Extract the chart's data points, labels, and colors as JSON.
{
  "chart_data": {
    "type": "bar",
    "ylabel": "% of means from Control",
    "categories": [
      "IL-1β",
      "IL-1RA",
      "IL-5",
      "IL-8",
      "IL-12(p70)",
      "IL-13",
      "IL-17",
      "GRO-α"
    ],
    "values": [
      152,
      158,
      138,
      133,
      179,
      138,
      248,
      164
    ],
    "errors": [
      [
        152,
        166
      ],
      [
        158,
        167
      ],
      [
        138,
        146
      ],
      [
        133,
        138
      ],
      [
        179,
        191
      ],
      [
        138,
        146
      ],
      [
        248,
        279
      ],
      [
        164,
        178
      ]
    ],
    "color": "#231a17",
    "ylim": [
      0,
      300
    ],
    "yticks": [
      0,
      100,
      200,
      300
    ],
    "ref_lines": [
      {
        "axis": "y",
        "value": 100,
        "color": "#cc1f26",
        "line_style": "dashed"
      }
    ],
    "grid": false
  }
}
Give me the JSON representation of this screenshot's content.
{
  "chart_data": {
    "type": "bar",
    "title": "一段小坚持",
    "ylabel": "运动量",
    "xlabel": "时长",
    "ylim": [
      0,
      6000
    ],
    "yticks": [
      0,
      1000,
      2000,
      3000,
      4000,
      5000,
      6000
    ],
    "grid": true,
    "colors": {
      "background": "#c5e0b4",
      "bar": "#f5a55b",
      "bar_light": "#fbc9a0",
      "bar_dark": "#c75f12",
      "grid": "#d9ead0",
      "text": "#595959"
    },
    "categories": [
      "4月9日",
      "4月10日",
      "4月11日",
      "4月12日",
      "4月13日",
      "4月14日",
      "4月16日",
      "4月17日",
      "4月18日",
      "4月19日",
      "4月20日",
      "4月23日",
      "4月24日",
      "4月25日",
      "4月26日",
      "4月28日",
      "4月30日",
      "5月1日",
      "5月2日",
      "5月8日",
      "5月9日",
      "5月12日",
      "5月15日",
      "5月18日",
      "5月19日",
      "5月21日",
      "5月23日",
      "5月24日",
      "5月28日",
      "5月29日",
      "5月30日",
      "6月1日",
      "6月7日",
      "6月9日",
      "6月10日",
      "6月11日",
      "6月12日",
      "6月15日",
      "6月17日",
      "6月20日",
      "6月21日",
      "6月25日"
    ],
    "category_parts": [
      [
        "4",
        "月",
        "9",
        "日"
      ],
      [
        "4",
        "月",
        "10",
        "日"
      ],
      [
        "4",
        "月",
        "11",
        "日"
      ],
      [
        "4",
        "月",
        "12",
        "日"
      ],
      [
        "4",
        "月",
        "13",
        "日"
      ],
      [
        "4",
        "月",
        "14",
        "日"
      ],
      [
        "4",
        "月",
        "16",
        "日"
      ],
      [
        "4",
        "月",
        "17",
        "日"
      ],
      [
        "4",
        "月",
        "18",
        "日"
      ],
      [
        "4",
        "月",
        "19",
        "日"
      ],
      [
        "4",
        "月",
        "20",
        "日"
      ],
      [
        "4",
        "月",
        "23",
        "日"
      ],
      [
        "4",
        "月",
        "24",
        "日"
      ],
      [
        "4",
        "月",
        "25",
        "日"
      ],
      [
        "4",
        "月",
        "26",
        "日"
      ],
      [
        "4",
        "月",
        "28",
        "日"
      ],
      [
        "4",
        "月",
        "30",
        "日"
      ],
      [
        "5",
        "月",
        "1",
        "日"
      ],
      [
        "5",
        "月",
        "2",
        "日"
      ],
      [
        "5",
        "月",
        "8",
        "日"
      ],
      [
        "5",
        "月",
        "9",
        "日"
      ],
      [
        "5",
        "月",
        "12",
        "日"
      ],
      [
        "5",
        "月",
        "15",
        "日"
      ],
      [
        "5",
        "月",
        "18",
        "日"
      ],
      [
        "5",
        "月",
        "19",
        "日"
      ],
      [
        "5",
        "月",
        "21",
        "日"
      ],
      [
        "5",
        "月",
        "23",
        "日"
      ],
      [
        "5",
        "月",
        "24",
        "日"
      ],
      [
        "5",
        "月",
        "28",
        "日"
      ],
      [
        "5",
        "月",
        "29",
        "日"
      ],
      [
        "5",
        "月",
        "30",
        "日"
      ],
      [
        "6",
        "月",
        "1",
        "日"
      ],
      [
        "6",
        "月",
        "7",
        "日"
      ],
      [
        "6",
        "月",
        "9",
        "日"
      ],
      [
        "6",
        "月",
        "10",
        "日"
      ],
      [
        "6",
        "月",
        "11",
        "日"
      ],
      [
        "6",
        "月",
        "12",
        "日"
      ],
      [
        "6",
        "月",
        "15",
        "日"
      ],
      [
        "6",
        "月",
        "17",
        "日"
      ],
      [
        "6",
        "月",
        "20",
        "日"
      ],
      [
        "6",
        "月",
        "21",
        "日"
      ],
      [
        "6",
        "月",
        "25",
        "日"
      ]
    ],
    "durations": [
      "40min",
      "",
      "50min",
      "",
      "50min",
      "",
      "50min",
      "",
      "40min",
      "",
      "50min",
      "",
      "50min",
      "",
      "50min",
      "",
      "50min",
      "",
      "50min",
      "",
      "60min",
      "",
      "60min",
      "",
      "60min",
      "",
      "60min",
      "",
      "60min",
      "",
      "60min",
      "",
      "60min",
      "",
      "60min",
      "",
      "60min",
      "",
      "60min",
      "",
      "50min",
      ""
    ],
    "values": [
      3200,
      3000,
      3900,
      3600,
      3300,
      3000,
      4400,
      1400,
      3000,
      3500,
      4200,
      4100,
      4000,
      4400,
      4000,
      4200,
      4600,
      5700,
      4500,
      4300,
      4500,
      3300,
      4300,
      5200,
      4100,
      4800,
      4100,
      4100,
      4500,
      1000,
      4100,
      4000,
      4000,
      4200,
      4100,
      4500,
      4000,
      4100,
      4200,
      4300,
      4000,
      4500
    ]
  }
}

***

Request
Make an exact copy of all the data.

The completed task
Extract the chart's data points, labels, and colors as JSON.
{
  "chart_data": {
    "type": "bar",
    "ylabel": "% of means from Control",
    "categories": [
      "IL-1β",
      "IL-1RA",
      "IL-5",
      "IL-8",
      "IL-12(p70)",
      "IL-13",
      "IL-17",
      "GRO-α"
    ],
    "values": [
      152,
      158,
      138,
      133,
      179,
      138,
      248,
      164
    ],
    "errors": [
      [
        152,
        166
      ],
      [
        158,
        167
      ],
      [
        138,
        146
      ],
      [
        133,
        138
      ],
      [
        179,
        191
      ],
      [
        138,
        146
      ],
      [
        248,
        279
      ],
      [
        164,
        178
      ]
    ],
    "color": "#231a17",
    "ylim": [
      0,
      300
    ],
    "yticks": [
      0,
      100,
      200,
      300
    ],
    "ref_lines": [
      {
        "axis": "y",
        "value": 100,
        "color": "#cc1f26",
        "line_style": "dashed"
      }
    ],
    "grid": false
  }
}
Give me the JSON representation of this screenshot's content.
{
  "chart_data": {
    "type": "bar",
    "title": "一段小坚持",
    "ylabel": "运动量",
    "xlabel": "时长",
    "ylim": [
      0,
      6000
    ],
    "yticks": [
      0,
      1000,
      2000,
      3000,
      4000,
      5000,
      6000
    ],
    "grid": true,
    "colors": {
      "background": "#c5e0b4",
      "bar": "#f5a55b",
      "bar_light": "#fbc9a0",
      "bar_dark": "#c75f12",
      "grid": "#d9ead0",
      "text": "#595959"
    },
    "categories": [
      "4月9日",
      "4月10日",
      "4月11日",
      "4月12日",
      "4月13日",
      "4月14日",
      "4月16日",
      "4月17日",
      "4月18日",
      "4月19日",
      "4月20日",
      "4月23日",
      "4月24日",
      "4月25日",
      "4月26日",
      "4月28日",
      "4月30日",
      "5月1日",
      "5月2日",
      "5月8日",
      "5月9日",
      "5月12日",
      "5月15日",
      "5月18日",
      "5月19日",
      "5月21日",
      "5月23日",
      "5月24日",
      "5月28日",
      "5月29日",
      "5月30日",
      "6月1日",
      "6月7日",
      "6月9日",
      "6月10日",
      "6月11日",
      "6月12日",
      "6月15日",
      "6月17日",
      "6月20日",
      "6月21日",
      "6月25日"
    ],
    "category_parts": [
      [
        "4",
        "月",
        "9",
        "日"
      ],
      [
        "4",
        "月",
        "10",
        "日"
      ],
      [
        "4",
        "月",
        "11",
        "日"
      ],
      [
        "4",
        "月",
        "12",
        "日"
      ],
      [
        "4",
        "月",
        "13",
        "日"
      ],
      [
        "4",
        "月",
        "14",
        "日"
      ],
      [
        "4",
        "月",
        "16",
        "日"
      ],
      [
        "4",
        "月",
        "17",
        "日"
      ],
      [
        "4",
        "月",
        "18",
        "日"
      ],
      [
        "4",
        "月",
        "19",
        "日"
      ],
      [
        "4",
        "月",
        "20",
        "日"
      ],
      [
        "4",
        "月",
        "23",
        "日"
      ],
      [
        "4",
        "月",
        "24",
        "日"
      ],
      [
        "4",
        "月",
        "25",
        "日"
      ],
      [
        "4",
        "月",
        "26",
        "日"
      ],
      [
        "4",
        "月",
        "28",
        "日"
      ],
      [
        "4",
        "月",
        "30",
        "日"
      ],
      [
        "5",
        "月",
        "1",
        "日"
      ],
      [
        "5",
        "月",
        "2",
        "日"
      ],
      [
        "5",
        "月",
        "8",
        "日"
      ],
      [
        "5",
        "月",
        "9",
        "日"
      ],
      [
        "5",
        "月",
        "12",
        "日"
      ],
      [
        "5",
        "月",
        "15",
        "日"
      ],
      [
        "5",
        "月",
        "18",
        "日"
      ],
      [
        "5",
        "月",
        "19",
        "日"
      ],
      [
        "5",
        "月",
        "21",
        "日"
      ],
      [
        "5",
        "月",
        "23",
        "日"
      ],
      [
        "5",
        "月",
        "24",
        "日"
      ],
      [
        "5",
        "月",
        "28",
        "日"
      ],
      [
        "5",
        "月",
        "29",
        "日"
      ],
      [
        "5",
        "月",
        "30",
        "日"
      ],
      [
        "6",
        "月",
        "1",
        "日"
      ],
      [
        "6",
        "月",
        "7",
        "日"
      ],
      [
        "6",
        "月",
        "9",
        "日"
      ],
      [
        "6",
        "月",
        "10",
        "日"
      ],
      [
        "6",
        "月",
        "11",
        "日"
      ],
      [
        "6",
        "月",
        "12",
        "日"
      ],
      [
        "6",
        "月",
        "15",
        "日"
      ],
      [
        "6",
        "月",
        "17",
        "日"
      ],
      [
        "6",
        "月",
        "20",
        "日"
      ],
      [
        "6",
        "月",
        "21",
        "日"
      ],
      [
        "6",
        "月",
        "25",
        "日"
      ]
    ],
    "durations": [
      "40min",
      "",
      "50min",
      "",
      "50min",
      "",
      "50min",
      "",
      "40min",
      "",
      "50min",
      "",
      "50min",
      "",
      "50min",
      "",
      "50min",
      "",
      "50min",
      "",
      "60min",
      "",
      "60min",
      "",
      "60min",
      "",
      "60min",
      "",
      "60min",
      "",
      "60min",
      "",
      "60min",
      "",
      "60min",
      "",
      "60min",
      "",
      "60min",
      "",
      "50min",
      ""
    ],
    "values": [
      3200,
      3000,
      3900,
      3600,
      3300,
      3000,
      4400,
      1400,
      3000,
      3500,
      4200,
      4100,
      4000,
      4400,
      4000,
      4200,
      4600,
      5700,
      4500,
      4300,
      4500,
      3300,
      4300,
      5200,
      4100,
      4800,
      4100,
      4100,
      4500,
      1000,
      4100,
      4000,
      4000,
      4200,
      4100,
      4500,
      4000,
      4100,
      4200,
      4300,
      4000,
      4500
    ]
  }
}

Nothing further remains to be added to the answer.